(Saved entries)

★ ★ ★ ★

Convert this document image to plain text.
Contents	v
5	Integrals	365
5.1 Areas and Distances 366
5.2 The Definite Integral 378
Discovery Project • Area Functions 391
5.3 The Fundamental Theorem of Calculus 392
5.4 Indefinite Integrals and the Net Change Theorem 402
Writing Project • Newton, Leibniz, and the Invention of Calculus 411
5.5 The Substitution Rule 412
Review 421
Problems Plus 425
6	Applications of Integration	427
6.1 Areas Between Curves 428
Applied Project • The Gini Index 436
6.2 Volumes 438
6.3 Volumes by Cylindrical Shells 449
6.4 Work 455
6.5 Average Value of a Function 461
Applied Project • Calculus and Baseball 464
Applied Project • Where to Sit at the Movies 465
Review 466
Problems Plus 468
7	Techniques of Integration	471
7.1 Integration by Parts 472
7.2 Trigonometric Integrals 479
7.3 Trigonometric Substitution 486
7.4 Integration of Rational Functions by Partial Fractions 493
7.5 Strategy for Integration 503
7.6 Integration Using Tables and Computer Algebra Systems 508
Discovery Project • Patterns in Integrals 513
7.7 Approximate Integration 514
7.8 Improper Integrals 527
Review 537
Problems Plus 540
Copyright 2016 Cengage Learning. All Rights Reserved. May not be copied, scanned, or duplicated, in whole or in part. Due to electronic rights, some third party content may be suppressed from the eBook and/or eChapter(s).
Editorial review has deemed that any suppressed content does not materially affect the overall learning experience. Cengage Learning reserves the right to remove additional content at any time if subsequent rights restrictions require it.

★ ★ ★ ★

TASK INSTRUCTIONS
Repeat the records above exactly, from the first line to the last.

TASK RESPONSE
Convert this document image to plain text.
Contents	v
5	Integrals	365
5.1 Areas and Distances 366
5.2 The Definite Integral 378
Discovery Project • Area Functions 391
5.3 The Fundamental Theorem of Calculus 392
5.4 Indefinite Integrals and the Net Change Theorem 402
Writing Project • Newton, Leibniz, and the Invention of Calculus 411
5.5 The Substitution Rule 412
Review 421
Problems Plus 425
6	Applications of Integration	427
6.1 Areas Between Curves 428
Applied Project • The Gini Index 436
6.2 Volumes 438
6.3 Volumes by Cylindrical Shells 449
6.4 Work 455
6.5 Average Value of a Function 461
Applied Project • Calculus and Baseball 464
Applied Project • Where to Sit at the Movies 465
Review 466
Problems Plus 468
7	Techniques of Integration	471
7.1 Integration by Parts 472
7.2 Trigonometric Integrals 479
7.3 Trigonometric Substitution 486
7.4 Integration of Rational Functions by Partial Fractions 493
7.5 Strategy for Integration 503
7.6 Integration Using Tables and Computer Algebra Systems 508
Discovery Project • Patterns in Integrals 513
7.7 Approximate Integration 514
7.8 Improper Integrals 527
Review 537
Problems Plus 540
Copyright 2016 Cengage Learning. All Rights Reserved. May not be copied, scanned, or duplicated, in whole or in part. Due to electronic rights, some third party content may be suppressed from the eBook and/or eChapter(s).
Editorial review has deemed that any suppressed content does not materially affect the overall learning experience. Cengage Learning reserves the right to remove additional content at any time if subsequent rights restrictions require it.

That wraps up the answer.